In the material below, find how many lines contain the string "South". Write only that number.

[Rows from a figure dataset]
------------------------------------------------

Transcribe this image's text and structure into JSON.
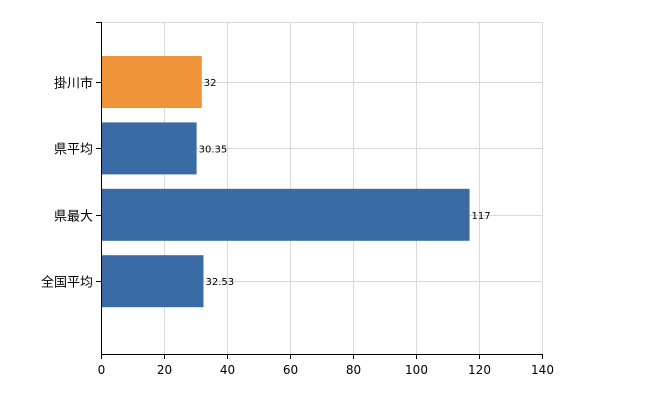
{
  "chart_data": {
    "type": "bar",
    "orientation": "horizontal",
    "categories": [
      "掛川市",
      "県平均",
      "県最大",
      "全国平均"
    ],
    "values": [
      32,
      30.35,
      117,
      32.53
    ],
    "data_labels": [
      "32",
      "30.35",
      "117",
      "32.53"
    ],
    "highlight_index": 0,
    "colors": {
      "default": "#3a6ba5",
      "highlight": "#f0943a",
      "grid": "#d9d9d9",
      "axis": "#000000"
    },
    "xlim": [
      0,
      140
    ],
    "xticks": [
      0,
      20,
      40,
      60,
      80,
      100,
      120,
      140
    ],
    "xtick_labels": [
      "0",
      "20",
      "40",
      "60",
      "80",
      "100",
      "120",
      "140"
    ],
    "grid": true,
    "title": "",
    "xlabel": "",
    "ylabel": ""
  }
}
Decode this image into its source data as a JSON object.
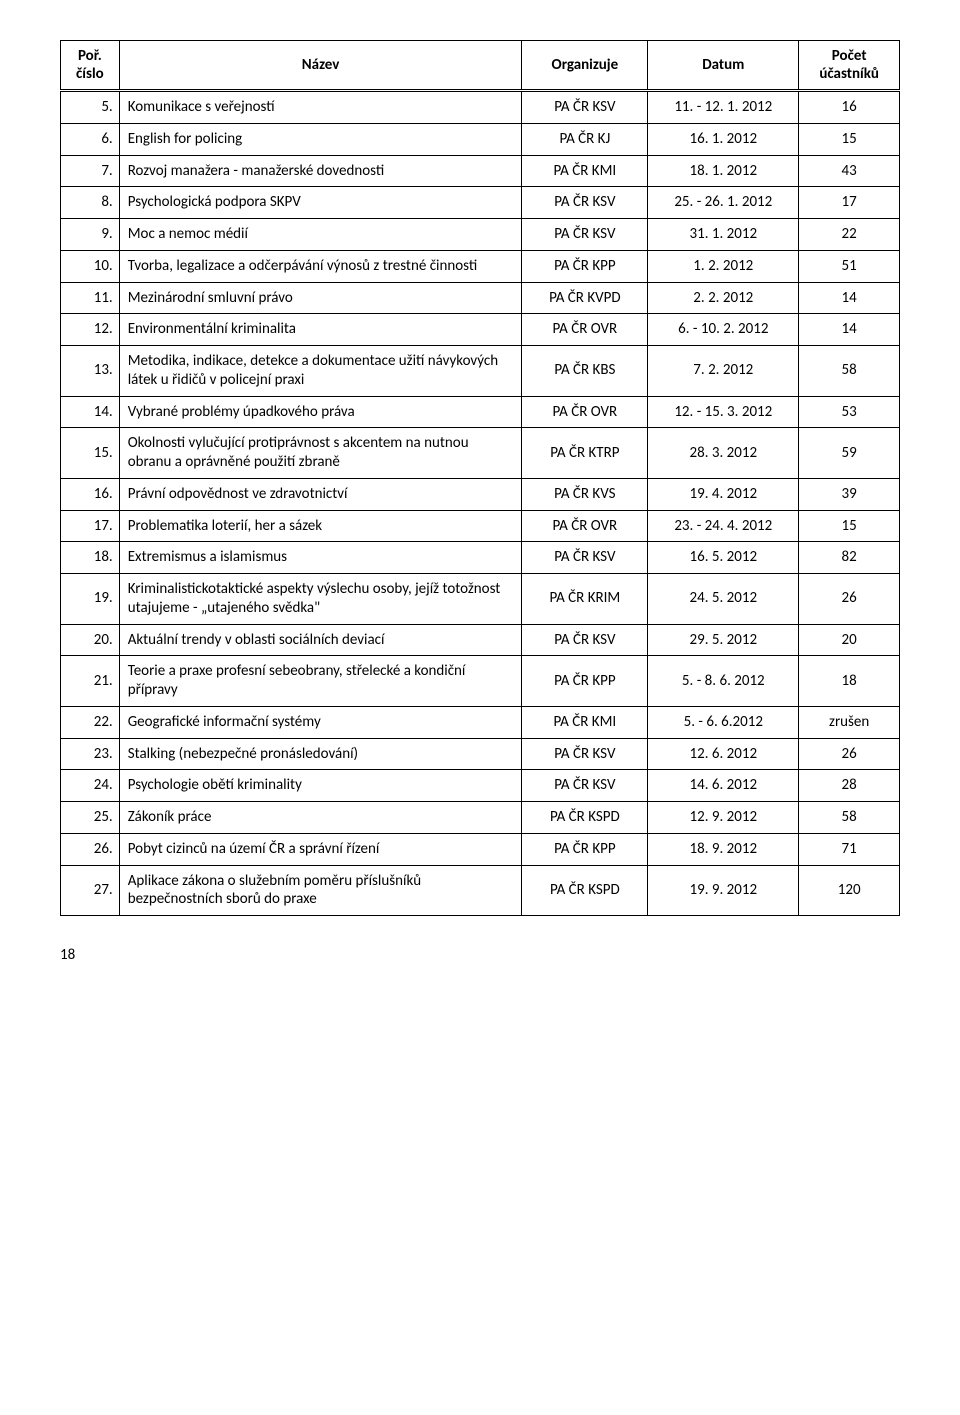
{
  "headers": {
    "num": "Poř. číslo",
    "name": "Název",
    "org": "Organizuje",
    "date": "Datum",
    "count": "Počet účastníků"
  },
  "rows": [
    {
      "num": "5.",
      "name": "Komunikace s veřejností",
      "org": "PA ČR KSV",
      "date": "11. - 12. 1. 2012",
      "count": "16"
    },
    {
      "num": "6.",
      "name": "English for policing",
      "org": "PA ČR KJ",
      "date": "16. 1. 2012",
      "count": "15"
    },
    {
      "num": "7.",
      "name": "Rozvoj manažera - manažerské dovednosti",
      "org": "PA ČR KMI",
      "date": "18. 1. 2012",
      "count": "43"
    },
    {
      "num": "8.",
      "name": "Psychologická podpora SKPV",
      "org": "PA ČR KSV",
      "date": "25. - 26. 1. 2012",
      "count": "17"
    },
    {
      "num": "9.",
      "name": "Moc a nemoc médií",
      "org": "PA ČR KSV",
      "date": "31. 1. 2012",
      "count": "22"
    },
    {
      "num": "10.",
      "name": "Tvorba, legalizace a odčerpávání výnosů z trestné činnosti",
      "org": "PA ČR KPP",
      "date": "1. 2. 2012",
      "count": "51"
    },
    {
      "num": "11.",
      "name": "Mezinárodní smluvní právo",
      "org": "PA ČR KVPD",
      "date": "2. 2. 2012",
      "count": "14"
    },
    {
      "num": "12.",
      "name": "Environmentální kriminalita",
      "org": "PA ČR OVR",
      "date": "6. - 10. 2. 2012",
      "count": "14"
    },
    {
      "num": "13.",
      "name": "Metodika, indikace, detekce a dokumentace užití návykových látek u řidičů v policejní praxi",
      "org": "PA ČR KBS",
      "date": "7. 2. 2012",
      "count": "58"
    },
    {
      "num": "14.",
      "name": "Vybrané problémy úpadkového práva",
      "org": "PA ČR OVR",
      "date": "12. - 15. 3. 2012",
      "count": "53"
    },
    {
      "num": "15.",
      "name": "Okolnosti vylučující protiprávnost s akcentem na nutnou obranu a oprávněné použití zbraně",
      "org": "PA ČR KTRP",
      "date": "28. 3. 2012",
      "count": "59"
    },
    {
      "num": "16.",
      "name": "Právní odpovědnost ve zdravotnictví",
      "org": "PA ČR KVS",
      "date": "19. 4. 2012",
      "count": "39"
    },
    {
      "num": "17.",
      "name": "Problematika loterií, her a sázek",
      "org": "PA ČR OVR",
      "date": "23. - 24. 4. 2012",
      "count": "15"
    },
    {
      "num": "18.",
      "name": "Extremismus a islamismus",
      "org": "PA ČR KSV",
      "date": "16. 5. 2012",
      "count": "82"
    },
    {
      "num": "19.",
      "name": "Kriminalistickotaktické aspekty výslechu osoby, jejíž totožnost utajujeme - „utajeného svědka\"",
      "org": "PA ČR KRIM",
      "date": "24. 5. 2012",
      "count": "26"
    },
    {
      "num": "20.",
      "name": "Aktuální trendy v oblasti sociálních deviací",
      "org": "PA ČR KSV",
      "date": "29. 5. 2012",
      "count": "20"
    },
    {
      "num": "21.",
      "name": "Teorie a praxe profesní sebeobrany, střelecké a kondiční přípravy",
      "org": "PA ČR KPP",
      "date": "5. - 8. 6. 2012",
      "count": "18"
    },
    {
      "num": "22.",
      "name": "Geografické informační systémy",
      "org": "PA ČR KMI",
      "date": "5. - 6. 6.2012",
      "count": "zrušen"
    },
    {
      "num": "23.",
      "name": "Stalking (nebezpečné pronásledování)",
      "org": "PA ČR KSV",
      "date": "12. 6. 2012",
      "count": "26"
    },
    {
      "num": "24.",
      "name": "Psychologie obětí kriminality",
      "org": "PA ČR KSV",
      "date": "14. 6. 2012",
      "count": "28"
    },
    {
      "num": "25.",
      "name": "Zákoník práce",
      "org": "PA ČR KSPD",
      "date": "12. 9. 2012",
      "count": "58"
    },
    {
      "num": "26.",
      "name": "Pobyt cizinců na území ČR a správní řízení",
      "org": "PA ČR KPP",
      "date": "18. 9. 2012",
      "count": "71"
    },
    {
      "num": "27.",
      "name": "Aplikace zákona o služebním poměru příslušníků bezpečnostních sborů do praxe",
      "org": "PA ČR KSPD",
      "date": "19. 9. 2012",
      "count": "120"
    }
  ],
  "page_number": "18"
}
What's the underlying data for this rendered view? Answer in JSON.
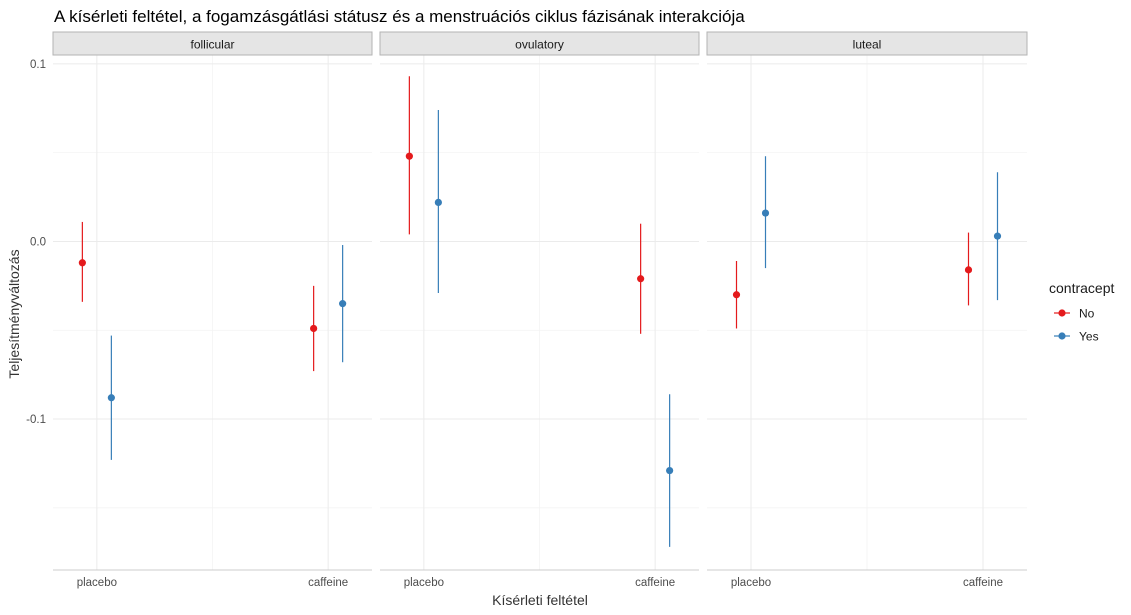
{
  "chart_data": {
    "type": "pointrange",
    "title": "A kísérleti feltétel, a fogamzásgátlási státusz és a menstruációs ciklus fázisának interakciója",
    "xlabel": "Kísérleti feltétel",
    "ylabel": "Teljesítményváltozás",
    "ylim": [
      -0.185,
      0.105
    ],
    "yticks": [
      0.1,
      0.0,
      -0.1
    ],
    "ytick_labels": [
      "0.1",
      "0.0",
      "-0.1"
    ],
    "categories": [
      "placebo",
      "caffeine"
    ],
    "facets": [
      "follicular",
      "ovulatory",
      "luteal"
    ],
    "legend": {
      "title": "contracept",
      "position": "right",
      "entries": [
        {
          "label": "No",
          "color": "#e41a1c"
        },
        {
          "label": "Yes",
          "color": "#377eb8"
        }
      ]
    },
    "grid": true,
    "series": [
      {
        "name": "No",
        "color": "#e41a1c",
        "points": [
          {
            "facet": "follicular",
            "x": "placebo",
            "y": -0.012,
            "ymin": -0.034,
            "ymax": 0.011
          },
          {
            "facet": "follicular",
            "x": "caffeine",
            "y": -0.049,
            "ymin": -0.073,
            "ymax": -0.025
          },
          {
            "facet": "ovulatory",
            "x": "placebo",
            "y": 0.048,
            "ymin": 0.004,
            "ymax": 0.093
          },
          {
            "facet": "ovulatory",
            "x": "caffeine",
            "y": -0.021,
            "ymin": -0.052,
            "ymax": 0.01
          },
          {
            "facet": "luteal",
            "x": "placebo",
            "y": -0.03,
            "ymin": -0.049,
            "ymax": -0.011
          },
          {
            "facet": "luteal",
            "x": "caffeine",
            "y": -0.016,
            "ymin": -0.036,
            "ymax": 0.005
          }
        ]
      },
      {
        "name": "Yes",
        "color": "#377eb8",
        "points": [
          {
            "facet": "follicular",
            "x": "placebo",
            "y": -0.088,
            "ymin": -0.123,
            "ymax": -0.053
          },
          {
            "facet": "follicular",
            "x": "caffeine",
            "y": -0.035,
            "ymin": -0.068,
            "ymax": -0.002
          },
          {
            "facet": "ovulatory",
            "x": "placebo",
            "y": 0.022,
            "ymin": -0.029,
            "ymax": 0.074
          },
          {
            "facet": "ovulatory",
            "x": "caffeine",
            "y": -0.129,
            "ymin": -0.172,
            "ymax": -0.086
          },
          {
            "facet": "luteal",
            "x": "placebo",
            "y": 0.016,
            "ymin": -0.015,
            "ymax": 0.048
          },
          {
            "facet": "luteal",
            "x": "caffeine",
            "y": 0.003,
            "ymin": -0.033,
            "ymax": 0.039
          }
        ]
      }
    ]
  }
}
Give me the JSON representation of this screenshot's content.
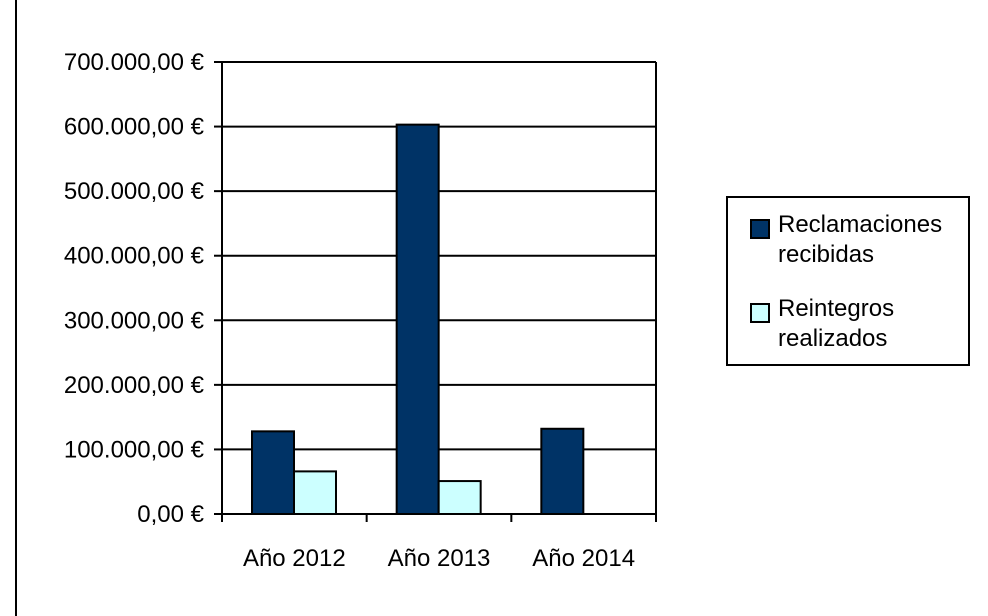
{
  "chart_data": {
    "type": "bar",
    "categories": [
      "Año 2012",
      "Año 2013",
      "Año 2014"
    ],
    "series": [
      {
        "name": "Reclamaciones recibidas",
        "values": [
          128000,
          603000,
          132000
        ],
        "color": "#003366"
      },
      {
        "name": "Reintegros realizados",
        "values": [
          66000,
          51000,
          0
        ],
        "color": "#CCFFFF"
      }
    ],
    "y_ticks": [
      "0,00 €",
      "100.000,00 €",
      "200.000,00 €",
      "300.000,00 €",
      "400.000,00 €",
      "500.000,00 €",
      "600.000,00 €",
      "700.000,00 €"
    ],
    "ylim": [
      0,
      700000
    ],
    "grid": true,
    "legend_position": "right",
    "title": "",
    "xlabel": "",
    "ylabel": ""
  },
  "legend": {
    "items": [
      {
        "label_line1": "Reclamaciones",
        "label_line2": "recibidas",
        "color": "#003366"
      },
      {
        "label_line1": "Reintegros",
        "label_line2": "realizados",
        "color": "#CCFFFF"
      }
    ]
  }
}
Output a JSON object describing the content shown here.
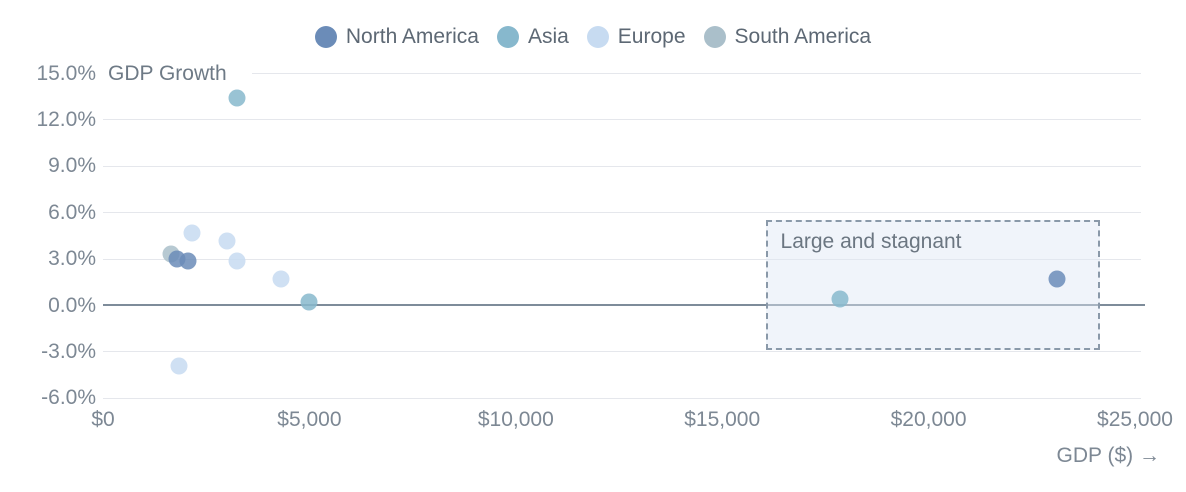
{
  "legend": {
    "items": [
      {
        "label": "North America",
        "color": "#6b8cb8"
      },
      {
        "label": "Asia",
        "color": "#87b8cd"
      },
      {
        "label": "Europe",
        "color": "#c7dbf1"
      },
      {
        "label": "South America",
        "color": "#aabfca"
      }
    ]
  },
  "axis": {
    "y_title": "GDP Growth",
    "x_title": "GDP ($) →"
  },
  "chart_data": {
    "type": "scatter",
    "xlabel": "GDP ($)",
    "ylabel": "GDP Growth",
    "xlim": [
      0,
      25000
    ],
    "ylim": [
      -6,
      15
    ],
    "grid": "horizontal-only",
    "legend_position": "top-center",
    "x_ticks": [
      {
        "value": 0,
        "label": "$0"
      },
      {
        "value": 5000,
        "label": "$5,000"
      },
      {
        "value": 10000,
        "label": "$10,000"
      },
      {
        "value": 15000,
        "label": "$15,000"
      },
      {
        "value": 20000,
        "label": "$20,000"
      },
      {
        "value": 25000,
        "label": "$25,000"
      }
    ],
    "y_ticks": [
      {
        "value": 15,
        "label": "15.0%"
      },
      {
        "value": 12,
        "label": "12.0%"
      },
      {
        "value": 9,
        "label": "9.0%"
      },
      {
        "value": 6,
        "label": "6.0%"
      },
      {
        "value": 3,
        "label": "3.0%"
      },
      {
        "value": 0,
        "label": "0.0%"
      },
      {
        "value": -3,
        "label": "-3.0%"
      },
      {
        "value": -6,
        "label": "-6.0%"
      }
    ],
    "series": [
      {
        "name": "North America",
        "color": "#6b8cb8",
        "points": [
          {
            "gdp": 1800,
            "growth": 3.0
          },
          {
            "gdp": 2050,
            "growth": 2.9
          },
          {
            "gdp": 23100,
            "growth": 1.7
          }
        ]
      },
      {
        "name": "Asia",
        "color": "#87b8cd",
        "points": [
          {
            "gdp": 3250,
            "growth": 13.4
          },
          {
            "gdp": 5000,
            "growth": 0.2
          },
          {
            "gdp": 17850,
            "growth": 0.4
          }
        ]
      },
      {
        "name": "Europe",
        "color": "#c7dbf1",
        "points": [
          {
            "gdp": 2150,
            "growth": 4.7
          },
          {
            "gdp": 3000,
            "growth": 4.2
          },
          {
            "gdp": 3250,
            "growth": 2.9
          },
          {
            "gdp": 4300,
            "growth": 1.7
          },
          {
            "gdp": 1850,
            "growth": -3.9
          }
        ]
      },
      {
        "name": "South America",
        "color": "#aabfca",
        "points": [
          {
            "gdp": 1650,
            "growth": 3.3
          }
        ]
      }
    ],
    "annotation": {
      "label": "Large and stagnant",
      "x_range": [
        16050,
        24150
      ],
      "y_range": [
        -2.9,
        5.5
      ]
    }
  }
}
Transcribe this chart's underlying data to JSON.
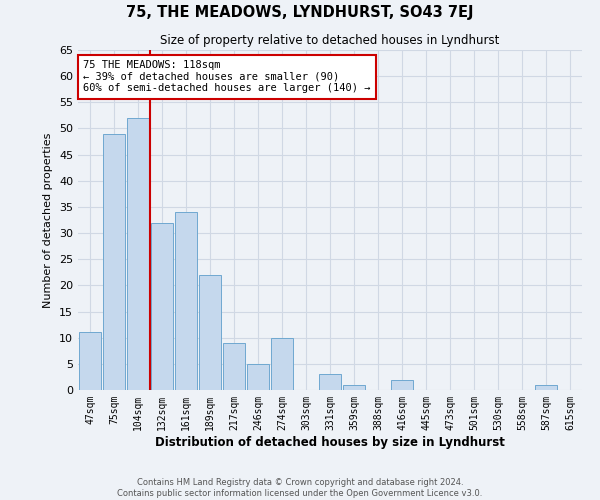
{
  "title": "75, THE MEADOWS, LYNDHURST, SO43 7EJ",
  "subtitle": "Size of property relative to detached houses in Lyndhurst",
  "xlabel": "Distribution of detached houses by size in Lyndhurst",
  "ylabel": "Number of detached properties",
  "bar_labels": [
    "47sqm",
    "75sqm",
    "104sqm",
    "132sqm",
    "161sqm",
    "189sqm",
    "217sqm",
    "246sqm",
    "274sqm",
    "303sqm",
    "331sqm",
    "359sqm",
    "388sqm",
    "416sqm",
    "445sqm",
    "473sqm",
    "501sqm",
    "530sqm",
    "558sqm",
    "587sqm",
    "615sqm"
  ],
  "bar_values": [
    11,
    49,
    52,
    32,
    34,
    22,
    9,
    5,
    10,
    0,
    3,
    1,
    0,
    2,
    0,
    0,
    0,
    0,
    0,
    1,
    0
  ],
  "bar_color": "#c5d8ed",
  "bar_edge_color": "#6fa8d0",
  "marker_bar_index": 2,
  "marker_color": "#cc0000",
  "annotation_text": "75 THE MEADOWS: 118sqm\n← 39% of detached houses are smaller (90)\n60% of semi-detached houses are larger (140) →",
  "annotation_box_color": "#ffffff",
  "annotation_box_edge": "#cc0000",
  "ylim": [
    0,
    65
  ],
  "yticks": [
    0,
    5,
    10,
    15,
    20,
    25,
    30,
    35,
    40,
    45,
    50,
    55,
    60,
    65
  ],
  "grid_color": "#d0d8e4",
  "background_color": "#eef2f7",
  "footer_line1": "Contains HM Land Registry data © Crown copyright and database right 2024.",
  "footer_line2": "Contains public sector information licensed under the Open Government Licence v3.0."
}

------------------------------------------------

→ **Complete response**
2